:: RECORDED INFORMATION ::
════════

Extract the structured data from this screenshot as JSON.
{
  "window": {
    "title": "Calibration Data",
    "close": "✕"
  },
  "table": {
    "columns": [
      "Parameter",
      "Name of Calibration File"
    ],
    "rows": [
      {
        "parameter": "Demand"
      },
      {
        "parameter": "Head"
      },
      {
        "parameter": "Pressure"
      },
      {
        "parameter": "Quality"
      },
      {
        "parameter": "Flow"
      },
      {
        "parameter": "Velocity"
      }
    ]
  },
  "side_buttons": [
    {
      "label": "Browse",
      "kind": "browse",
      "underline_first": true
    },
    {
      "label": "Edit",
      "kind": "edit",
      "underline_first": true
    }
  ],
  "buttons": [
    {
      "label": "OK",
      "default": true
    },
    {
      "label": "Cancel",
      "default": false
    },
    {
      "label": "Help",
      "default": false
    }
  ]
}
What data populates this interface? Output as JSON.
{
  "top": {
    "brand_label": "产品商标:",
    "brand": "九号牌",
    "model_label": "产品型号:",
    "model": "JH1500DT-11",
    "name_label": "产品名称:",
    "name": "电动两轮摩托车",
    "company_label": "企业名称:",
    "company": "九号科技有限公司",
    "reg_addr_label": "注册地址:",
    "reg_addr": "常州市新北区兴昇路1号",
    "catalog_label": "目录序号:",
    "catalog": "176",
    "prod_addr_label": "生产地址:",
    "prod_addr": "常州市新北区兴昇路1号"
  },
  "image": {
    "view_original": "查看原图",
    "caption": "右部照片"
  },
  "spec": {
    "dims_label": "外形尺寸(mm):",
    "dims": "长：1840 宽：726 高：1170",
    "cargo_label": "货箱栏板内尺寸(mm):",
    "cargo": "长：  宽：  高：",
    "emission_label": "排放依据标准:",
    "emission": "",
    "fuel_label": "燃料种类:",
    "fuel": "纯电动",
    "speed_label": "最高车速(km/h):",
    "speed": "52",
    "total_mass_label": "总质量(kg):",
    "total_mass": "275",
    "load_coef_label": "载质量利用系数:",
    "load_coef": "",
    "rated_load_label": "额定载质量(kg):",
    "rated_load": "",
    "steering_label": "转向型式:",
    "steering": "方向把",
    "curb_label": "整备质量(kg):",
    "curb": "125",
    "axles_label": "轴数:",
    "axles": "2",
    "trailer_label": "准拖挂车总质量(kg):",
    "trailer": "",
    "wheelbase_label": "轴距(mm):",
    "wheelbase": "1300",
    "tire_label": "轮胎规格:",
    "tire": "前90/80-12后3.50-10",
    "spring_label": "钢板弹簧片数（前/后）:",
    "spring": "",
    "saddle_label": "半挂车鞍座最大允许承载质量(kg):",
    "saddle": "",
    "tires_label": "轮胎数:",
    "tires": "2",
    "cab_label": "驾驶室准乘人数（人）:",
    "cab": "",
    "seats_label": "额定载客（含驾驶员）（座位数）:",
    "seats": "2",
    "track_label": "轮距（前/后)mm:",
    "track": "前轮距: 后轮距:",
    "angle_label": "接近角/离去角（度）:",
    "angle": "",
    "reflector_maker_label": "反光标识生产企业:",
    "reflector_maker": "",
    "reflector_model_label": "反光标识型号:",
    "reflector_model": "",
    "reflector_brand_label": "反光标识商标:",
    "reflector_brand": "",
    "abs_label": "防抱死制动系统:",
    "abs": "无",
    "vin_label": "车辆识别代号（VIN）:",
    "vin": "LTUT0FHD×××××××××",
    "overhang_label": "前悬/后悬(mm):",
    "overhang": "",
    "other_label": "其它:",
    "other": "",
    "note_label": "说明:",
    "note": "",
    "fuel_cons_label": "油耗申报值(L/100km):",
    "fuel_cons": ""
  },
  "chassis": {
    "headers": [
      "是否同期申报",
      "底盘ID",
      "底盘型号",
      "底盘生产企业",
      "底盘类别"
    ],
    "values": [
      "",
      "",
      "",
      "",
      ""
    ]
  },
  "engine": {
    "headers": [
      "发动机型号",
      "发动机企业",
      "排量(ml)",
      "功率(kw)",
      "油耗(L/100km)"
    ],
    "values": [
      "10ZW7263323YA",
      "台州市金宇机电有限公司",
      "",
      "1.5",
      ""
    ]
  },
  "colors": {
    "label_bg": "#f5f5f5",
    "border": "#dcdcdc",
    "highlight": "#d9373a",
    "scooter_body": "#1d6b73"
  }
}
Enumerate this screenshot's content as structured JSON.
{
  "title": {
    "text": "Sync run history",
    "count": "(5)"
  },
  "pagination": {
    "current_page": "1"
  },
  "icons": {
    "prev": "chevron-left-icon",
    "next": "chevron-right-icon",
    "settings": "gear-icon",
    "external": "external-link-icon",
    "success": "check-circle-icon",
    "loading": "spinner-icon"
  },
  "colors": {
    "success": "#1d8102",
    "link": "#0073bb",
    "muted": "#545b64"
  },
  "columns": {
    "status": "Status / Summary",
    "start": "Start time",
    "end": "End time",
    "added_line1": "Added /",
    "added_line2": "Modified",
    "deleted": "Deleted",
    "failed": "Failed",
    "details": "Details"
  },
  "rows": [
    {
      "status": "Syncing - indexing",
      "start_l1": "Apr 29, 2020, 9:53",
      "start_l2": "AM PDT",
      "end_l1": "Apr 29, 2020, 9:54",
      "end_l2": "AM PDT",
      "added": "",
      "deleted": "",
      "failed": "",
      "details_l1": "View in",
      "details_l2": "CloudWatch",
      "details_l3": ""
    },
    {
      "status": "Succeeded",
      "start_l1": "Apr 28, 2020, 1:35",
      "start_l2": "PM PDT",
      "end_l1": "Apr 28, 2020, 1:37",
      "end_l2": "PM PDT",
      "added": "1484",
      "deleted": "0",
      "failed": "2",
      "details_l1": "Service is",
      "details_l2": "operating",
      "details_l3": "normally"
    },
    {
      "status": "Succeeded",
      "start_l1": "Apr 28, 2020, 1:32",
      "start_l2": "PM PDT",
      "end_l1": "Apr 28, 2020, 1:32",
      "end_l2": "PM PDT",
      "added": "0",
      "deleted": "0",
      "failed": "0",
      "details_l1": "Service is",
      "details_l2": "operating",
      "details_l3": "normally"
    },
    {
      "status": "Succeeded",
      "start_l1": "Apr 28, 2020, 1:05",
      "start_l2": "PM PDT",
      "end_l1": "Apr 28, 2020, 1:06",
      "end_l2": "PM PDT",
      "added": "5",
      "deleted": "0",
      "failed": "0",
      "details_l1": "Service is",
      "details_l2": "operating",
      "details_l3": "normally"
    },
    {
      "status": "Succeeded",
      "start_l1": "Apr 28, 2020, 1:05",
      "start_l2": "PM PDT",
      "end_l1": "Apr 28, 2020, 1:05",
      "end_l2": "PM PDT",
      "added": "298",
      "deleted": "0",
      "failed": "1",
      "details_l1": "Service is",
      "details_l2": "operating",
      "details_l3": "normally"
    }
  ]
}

════════

:: GOAL OF THE EXERCISE ::
Exactly reproduce all of the entries above.

:: REPLY ::
Extract the structured data from this screenshot as JSON.
{
  "window": {
    "title": "Calibration Data",
    "close": "✕"
  },
  "table": {
    "columns": [
      "Parameter",
      "Name of Calibration File"
    ],
    "rows": [
      {
        "parameter": "Demand"
      },
      {
        "parameter": "Head"
      },
      {
        "parameter": "Pressure"
      },
      {
        "parameter": "Quality"
      },
      {
        "parameter": "Flow"
      },
      {
        "parameter": "Velocity"
      }
    ]
  },
  "side_buttons": [
    {
      "label": "Browse",
      "kind": "browse",
      "underline_first": true
    },
    {
      "label": "Edit",
      "kind": "edit",
      "underline_first": true
    }
  ],
  "buttons": [
    {
      "label": "OK",
      "default": true
    },
    {
      "label": "Cancel",
      "default": false
    },
    {
      "label": "Help",
      "default": false
    }
  ]
}
What data populates this interface? Output as JSON.
{
  "top": {
    "brand_label": "产品商标:",
    "brand": "九号牌",
    "model_label": "产品型号:",
    "model": "JH1500DT-11",
    "name_label": "产品名称:",
    "name": "电动两轮摩托车",
    "company_label": "企业名称:",
    "company": "九号科技有限公司",
    "reg_addr_label": "注册地址:",
    "reg_addr": "常州市新北区兴昇路1号",
    "catalog_label": "目录序号:",
    "catalog": "176",
    "prod_addr_label": "生产地址:",
    "prod_addr": "常州市新北区兴昇路1号"
  },
  "image": {
    "view_original": "查看原图",
    "caption": "右部照片"
  },
  "spec": {
    "dims_label": "外形尺寸(mm):",
    "dims": "长：1840 宽：726 高：1170",
    "cargo_label": "货箱栏板内尺寸(mm):",
    "cargo": "长：  宽：  高：",
    "emission_label": "排放依据标准:",
    "emission": "",
    "fuel_label": "燃料种类:",
    "fuel": "纯电动",
    "speed_label": "最高车速(km/h):",
    "speed": "52",
    "total_mass_label": "总质量(kg):",
    "total_mass": "275",
    "load_coef_label": "载质量利用系数:",
    "load_coef": "",
    "rated_load_label": "额定载质量(kg):",
    "rated_load": "",
    "steering_label": "转向型式:",
    "steering": "方向把",
    "curb_label": "整备质量(kg):",
    "curb": "125",
    "axles_label": "轴数:",
    "axles": "2",
    "trailer_label": "准拖挂车总质量(kg):",
    "trailer": "",
    "wheelbase_label": "轴距(mm):",
    "wheelbase": "1300",
    "tire_label": "轮胎规格:",
    "tire": "前90/80-12后3.50-10",
    "spring_label": "钢板弹簧片数（前/后）:",
    "spring": "",
    "saddle_label": "半挂车鞍座最大允许承载质量(kg):",
    "saddle": "",
    "tires_label": "轮胎数:",
    "tires": "2",
    "cab_label": "驾驶室准乘人数（人）:",
    "cab": "",
    "seats_label": "额定载客（含驾驶员）（座位数）:",
    "seats": "2",
    "track_label": "轮距（前/后)mm:",
    "track": "前轮距: 后轮距:",
    "angle_label": "接近角/离去角（度）:",
    "angle": "",
    "reflector_maker_label": "反光标识生产企业:",
    "reflector_maker": "",
    "reflector_model_label": "反光标识型号:",
    "reflector_model": "",
    "reflector_brand_label": "反光标识商标:",
    "reflector_brand": "",
    "abs_label": "防抱死制动系统:",
    "abs": "无",
    "vin_label": "车辆识别代号（VIN）:",
    "vin": "LTUT0FHD×××××××××",
    "overhang_label": "前悬/后悬(mm):",
    "overhang": "",
    "other_label": "其它:",
    "other": "",
    "note_label": "说明:",
    "note": "",
    "fuel_cons_label": "油耗申报值(L/100km):",
    "fuel_cons": ""
  },
  "chassis": {
    "headers": [
      "是否同期申报",
      "底盘ID",
      "底盘型号",
      "底盘生产企业",
      "底盘类别"
    ],
    "values": [
      "",
      "",
      "",
      "",
      ""
    ]
  },
  "engine": {
    "headers": [
      "发动机型号",
      "发动机企业",
      "排量(ml)",
      "功率(kw)",
      "油耗(L/100km)"
    ],
    "values": [
      "10ZW7263323YA",
      "台州市金宇机电有限公司",
      "",
      "1.5",
      ""
    ]
  },
  "colors": {
    "label_bg": "#f5f5f5",
    "border": "#dcdcdc",
    "highlight": "#d9373a",
    "scooter_body": "#1d6b73"
  }
}
Enumerate this screenshot's content as structured JSON.
{
  "title": {
    "text": "Sync run history",
    "count": "(5)"
  },
  "pagination": {
    "current_page": "1"
  },
  "icons": {
    "prev": "chevron-left-icon",
    "next": "chevron-right-icon",
    "settings": "gear-icon",
    "external": "external-link-icon",
    "success": "check-circle-icon",
    "loading": "spinner-icon"
  },
  "colors": {
    "success": "#1d8102",
    "link": "#0073bb",
    "muted": "#545b64"
  },
  "columns": {
    "status": "Status / Summary",
    "start": "Start time",
    "end": "End time",
    "added_line1": "Added /",
    "added_line2": "Modified",
    "deleted": "Deleted",
    "failed": "Failed",
    "details": "Details"
  },
  "rows": [
    {
      "status": "Syncing - indexing",
      "start_l1": "Apr 29, 2020, 9:53",
      "start_l2": "AM PDT",
      "end_l1": "Apr 29, 2020, 9:54",
      "end_l2": "AM PDT",
      "added": "",
      "deleted": "",
      "failed": "",
      "details_l1": "View in",
      "details_l2": "CloudWatch",
      "details_l3": ""
    },
    {
      "status": "Succeeded",
      "start_l1": "Apr 28, 2020, 1:35",
      "start_l2": "PM PDT",
      "end_l1": "Apr 28, 2020, 1:37",
      "end_l2": "PM PDT",
      "added": "1484",
      "deleted": "0",
      "failed": "2",
      "details_l1": "Service is",
      "details_l2": "operating",
      "details_l3": "normally"
    },
    {
      "status": "Succeeded",
      "start_l1": "Apr 28, 2020, 1:32",
      "start_l2": "PM PDT",
      "end_l1": "Apr 28, 2020, 1:32",
      "end_l2": "PM PDT",
      "added": "0",
      "deleted": "0",
      "failed": "0",
      "details_l1": "Service is",
      "details_l2": "operating",
      "details_l3": "normally"
    },
    {
      "status": "Succeeded",
      "start_l1": "Apr 28, 2020, 1:05",
      "start_l2": "PM PDT",
      "end_l1": "Apr 28, 2020, 1:06",
      "end_l2": "PM PDT",
      "added": "5",
      "deleted": "0",
      "failed": "0",
      "details_l1": "Service is",
      "details_l2": "operating",
      "details_l3": "normally"
    },
    {
      "status": "Succeeded",
      "start_l1": "Apr 28, 2020, 1:05",
      "start_l2": "PM PDT",
      "end_l1": "Apr 28, 2020, 1:05",
      "end_l2": "PM PDT",
      "added": "298",
      "deleted": "0",
      "failed": "1",
      "details_l1": "Service is",
      "details_l2": "operating",
      "details_l3": "normally"
    }
  ]
}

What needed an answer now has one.